[Data excerpts]
###

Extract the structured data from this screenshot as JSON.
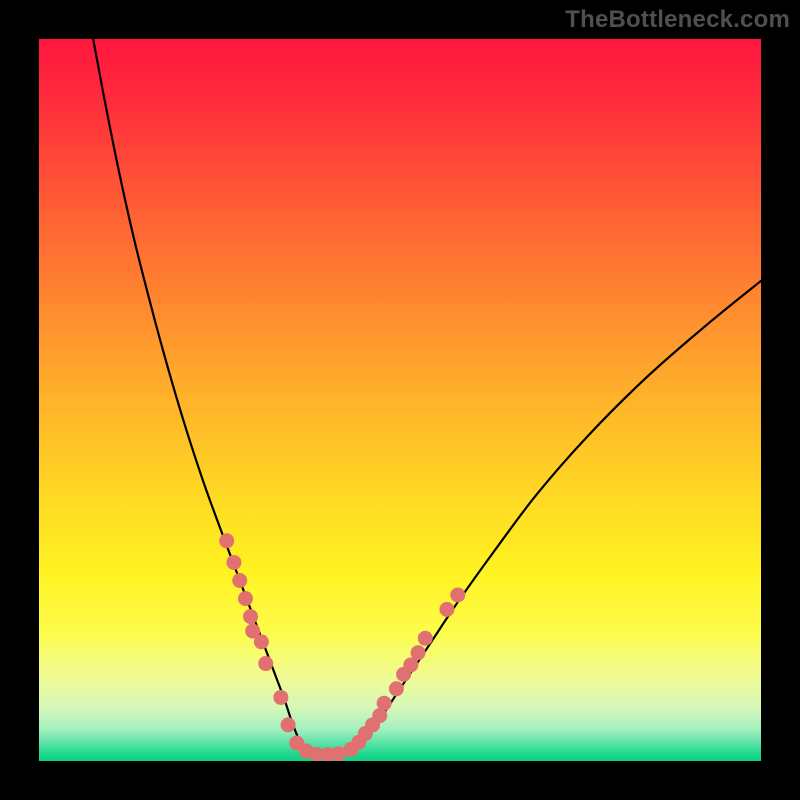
{
  "watermark": {
    "text": "TheBottleneck.com"
  },
  "chart_data": {
    "type": "line",
    "title": "",
    "xlabel": "",
    "ylabel": "",
    "xlim": [
      0,
      100
    ],
    "ylim": [
      0,
      100
    ],
    "grid": false,
    "legend": false,
    "background_gradient_stops": [
      {
        "offset": 0.0,
        "color": "#ff173e"
      },
      {
        "offset": 0.08,
        "color": "#ff2a3c"
      },
      {
        "offset": 0.2,
        "color": "#ff5336"
      },
      {
        "offset": 0.35,
        "color": "#ff8330"
      },
      {
        "offset": 0.5,
        "color": "#ffb32a"
      },
      {
        "offset": 0.62,
        "color": "#ffd524"
      },
      {
        "offset": 0.74,
        "color": "#fff321"
      },
      {
        "offset": 0.82,
        "color": "#fdfc4a"
      },
      {
        "offset": 0.88,
        "color": "#f1fb8f"
      },
      {
        "offset": 0.925,
        "color": "#d7f8b8"
      },
      {
        "offset": 0.955,
        "color": "#a7f0c0"
      },
      {
        "offset": 0.975,
        "color": "#5ce3a7"
      },
      {
        "offset": 0.99,
        "color": "#1fd98f"
      },
      {
        "offset": 1.0,
        "color": "#0fd084"
      }
    ],
    "series": [
      {
        "name": "bottleneck-curve",
        "color": "#000000",
        "stroke_width": 2.2,
        "x": [
          7.5,
          9,
          11,
          13,
          15,
          17,
          19,
          21,
          23,
          25,
          26.5,
          28,
          29.5,
          31,
          32.5,
          34,
          35,
          36,
          37,
          38,
          40,
          43,
          45,
          47,
          50,
          54,
          58,
          63,
          69,
          76,
          84,
          92,
          100
        ],
        "y": [
          100,
          92,
          82,
          73,
          65,
          57.5,
          50.5,
          44,
          38,
          32.5,
          28.5,
          24.5,
          20.5,
          16.5,
          12.5,
          8.5,
          5.5,
          3.0,
          1.5,
          0.8,
          0.5,
          1.3,
          3.0,
          5.5,
          10,
          16,
          22,
          29,
          37,
          45,
          53,
          60,
          66.5
        ]
      }
    ],
    "markers": {
      "name": "fit-points",
      "color": "#e17070",
      "radius": 7.5,
      "points": [
        {
          "x": 26.0,
          "y": 30.5
        },
        {
          "x": 27.0,
          "y": 27.5
        },
        {
          "x": 27.8,
          "y": 25.0
        },
        {
          "x": 28.6,
          "y": 22.5
        },
        {
          "x": 29.3,
          "y": 20.0
        },
        {
          "x": 29.6,
          "y": 18.0
        },
        {
          "x": 30.8,
          "y": 16.5
        },
        {
          "x": 31.4,
          "y": 13.5
        },
        {
          "x": 33.5,
          "y": 8.8
        },
        {
          "x": 34.5,
          "y": 5.0
        },
        {
          "x": 35.7,
          "y": 2.5
        },
        {
          "x": 37.0,
          "y": 1.4
        },
        {
          "x": 38.5,
          "y": 0.9
        },
        {
          "x": 40.0,
          "y": 0.9
        },
        {
          "x": 41.5,
          "y": 1.0
        },
        {
          "x": 43.2,
          "y": 1.6
        },
        {
          "x": 44.3,
          "y": 2.6
        },
        {
          "x": 45.2,
          "y": 3.8
        },
        {
          "x": 46.2,
          "y": 5.0
        },
        {
          "x": 47.2,
          "y": 6.3
        },
        {
          "x": 47.8,
          "y": 8.0
        },
        {
          "x": 49.5,
          "y": 10.0
        },
        {
          "x": 50.5,
          "y": 12.0
        },
        {
          "x": 51.5,
          "y": 13.3
        },
        {
          "x": 52.5,
          "y": 15.0
        },
        {
          "x": 53.5,
          "y": 17.0
        },
        {
          "x": 56.5,
          "y": 21.0
        },
        {
          "x": 58.0,
          "y": 23.0
        }
      ]
    }
  }
}
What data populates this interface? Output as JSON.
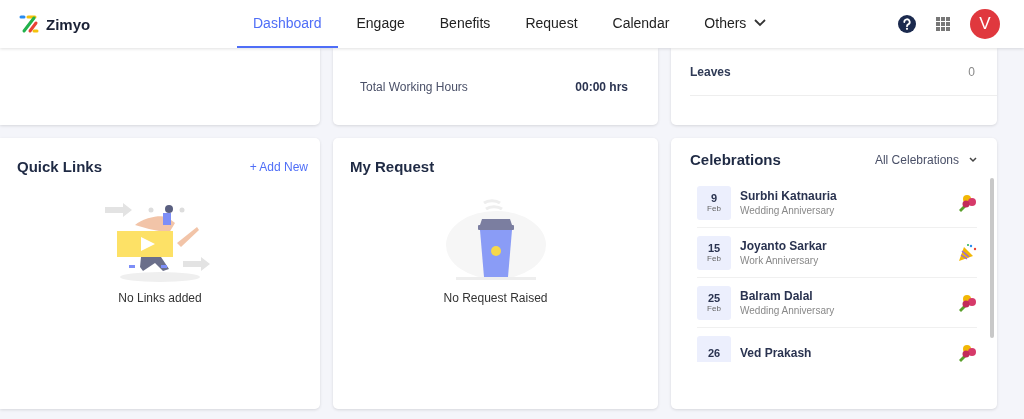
{
  "brand": {
    "name": "Zimyo"
  },
  "nav": [
    {
      "label": "Dashboard",
      "selected": true,
      "dropdown": false
    },
    {
      "label": "Engage",
      "selected": false,
      "dropdown": false
    },
    {
      "label": "Benefits",
      "selected": false,
      "dropdown": false
    },
    {
      "label": "Request",
      "selected": false,
      "dropdown": false
    },
    {
      "label": "Calendar",
      "selected": false,
      "dropdown": false
    },
    {
      "label": "Others",
      "selected": false,
      "dropdown": true
    }
  ],
  "user": {
    "initial": "V"
  },
  "working_hours": {
    "label": "Total Working Hours",
    "value": "00:00 hrs"
  },
  "leaves": {
    "label": "Leaves",
    "value": "0"
  },
  "quick_links": {
    "title": "Quick Links",
    "action": "+ Add New",
    "empty": "No Links added"
  },
  "my_request": {
    "title": "My Request",
    "empty": "No Request Raised"
  },
  "celebrations": {
    "title": "Celebrations",
    "filter": "All Celebrations",
    "items": [
      {
        "day": "9",
        "month": "Feb",
        "name": "Surbhi Katnauria",
        "type": "Wedding Anniversary",
        "kind": "bouquet"
      },
      {
        "day": "15",
        "month": "Feb",
        "name": "Joyanto Sarkar",
        "type": "Work Anniversary",
        "kind": "party"
      },
      {
        "day": "25",
        "month": "Feb",
        "name": "Balram Dalal",
        "type": "Wedding Anniversary",
        "kind": "bouquet"
      },
      {
        "day": "26",
        "name": "Ved Prakash",
        "kind": "bouquet"
      }
    ]
  }
}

###

● Short exercise: Reproduce the records above exactly, leaving out every picture they contain.

● Result for this task:
Extract the structured data from this screenshot as JSON.
{
  "watermark": {
    "text": "TheBottleneck.com"
  },
  "chart_data": {
    "type": "line",
    "title": "",
    "xlabel": "",
    "ylabel": "",
    "xlim": [
      0,
      100
    ],
    "ylim": [
      0,
      100
    ],
    "grid": false,
    "legend": false,
    "background_gradient_stops": [
      {
        "offset": 0.0,
        "color": "#ff173e"
      },
      {
        "offset": 0.08,
        "color": "#ff2a3c"
      },
      {
        "offset": 0.2,
        "color": "#ff5336"
      },
      {
        "offset": 0.35,
        "color": "#ff8330"
      },
      {
        "offset": 0.5,
        "color": "#ffb32a"
      },
      {
        "offset": 0.62,
        "color": "#ffd524"
      },
      {
        "offset": 0.74,
        "color": "#fff321"
      },
      {
        "offset": 0.82,
        "color": "#fdfc4a"
      },
      {
        "offset": 0.88,
        "color": "#f1fb8f"
      },
      {
        "offset": 0.925,
        "color": "#d7f8b8"
      },
      {
        "offset": 0.955,
        "color": "#a7f0c0"
      },
      {
        "offset": 0.975,
        "color": "#5ce3a7"
      },
      {
        "offset": 0.99,
        "color": "#1fd98f"
      },
      {
        "offset": 1.0,
        "color": "#0fd084"
      }
    ],
    "series": [
      {
        "name": "bottleneck-curve",
        "color": "#000000",
        "stroke_width": 2.2,
        "x": [
          7.5,
          9,
          11,
          13,
          15,
          17,
          19,
          21,
          23,
          25,
          26.5,
          28,
          29.5,
          31,
          32.5,
          34,
          35,
          36,
          37,
          38,
          40,
          43,
          45,
          47,
          50,
          54,
          58,
          63,
          69,
          76,
          84,
          92,
          100
        ],
        "y": [
          100,
          92,
          82,
          73,
          65,
          57.5,
          50.5,
          44,
          38,
          32.5,
          28.5,
          24.5,
          20.5,
          16.5,
          12.5,
          8.5,
          5.5,
          3.0,
          1.5,
          0.8,
          0.5,
          1.3,
          3.0,
          5.5,
          10,
          16,
          22,
          29,
          37,
          45,
          53,
          60,
          66.5
        ]
      }
    ],
    "markers": {
      "name": "fit-points",
      "color": "#e17070",
      "radius": 7.5,
      "points": [
        {
          "x": 26.0,
          "y": 30.5
        },
        {
          "x": 27.0,
          "y": 27.5
        },
        {
          "x": 27.8,
          "y": 25.0
        },
        {
          "x": 28.6,
          "y": 22.5
        },
        {
          "x": 29.3,
          "y": 20.0
        },
        {
          "x": 29.6,
          "y": 18.0
        },
        {
          "x": 30.8,
          "y": 16.5
        },
        {
          "x": 31.4,
          "y": 13.5
        },
        {
          "x": 33.5,
          "y": 8.8
        },
        {
          "x": 34.5,
          "y": 5.0
        },
        {
          "x": 35.7,
          "y": 2.5
        },
        {
          "x": 37.0,
          "y": 1.4
        },
        {
          "x": 38.5,
          "y": 0.9
        },
        {
          "x": 40.0,
          "y": 0.9
        },
        {
          "x": 41.5,
          "y": 1.0
        },
        {
          "x": 43.2,
          "y": 1.6
        },
        {
          "x": 44.3,
          "y": 2.6
        },
        {
          "x": 45.2,
          "y": 3.8
        },
        {
          "x": 46.2,
          "y": 5.0
        },
        {
          "x": 47.2,
          "y": 6.3
        },
        {
          "x": 47.8,
          "y": 8.0
        },
        {
          "x": 49.5,
          "y": 10.0
        },
        {
          "x": 50.5,
          "y": 12.0
        },
        {
          "x": 51.5,
          "y": 13.3
        },
        {
          "x": 52.5,
          "y": 15.0
        },
        {
          "x": 53.5,
          "y": 17.0
        },
        {
          "x": 56.5,
          "y": 21.0
        },
        {
          "x": 58.0,
          "y": 23.0
        }
      ]
    }
  }
}
What data populates this interface? Output as JSON.
{
  "brand": {
    "name": "Zimyo"
  },
  "nav": [
    {
      "label": "Dashboard",
      "selected": true,
      "dropdown": false
    },
    {
      "label": "Engage",
      "selected": false,
      "dropdown": false
    },
    {
      "label": "Benefits",
      "selected": false,
      "dropdown": false
    },
    {
      "label": "Request",
      "selected": false,
      "dropdown": false
    },
    {
      "label": "Calendar",
      "selected": false,
      "dropdown": false
    },
    {
      "label": "Others",
      "selected": false,
      "dropdown": true
    }
  ],
  "user": {
    "initial": "V"
  },
  "working_hours": {
    "label": "Total Working Hours",
    "value": "00:00 hrs"
  },
  "leaves": {
    "label": "Leaves",
    "value": "0"
  },
  "quick_links": {
    "title": "Quick Links",
    "action": "+ Add New",
    "empty": "No Links added"
  },
  "my_request": {
    "title": "My Request",
    "empty": "No Request Raised"
  },
  "celebrations": {
    "title": "Celebrations",
    "filter": "All Celebrations",
    "items": [
      {
        "day": "9",
        "month": "Feb",
        "name": "Surbhi Katnauria",
        "type": "Wedding Anniversary",
        "kind": "bouquet"
      },
      {
        "day": "15",
        "month": "Feb",
        "name": "Joyanto Sarkar",
        "type": "Work Anniversary",
        "kind": "party"
      },
      {
        "day": "25",
        "month": "Feb",
        "name": "Balram Dalal",
        "type": "Wedding Anniversary",
        "kind": "bouquet"
      },
      {
        "day": "26",
        "name": "Ved Prakash",
        "kind": "bouquet"
      }
    ]
  }
}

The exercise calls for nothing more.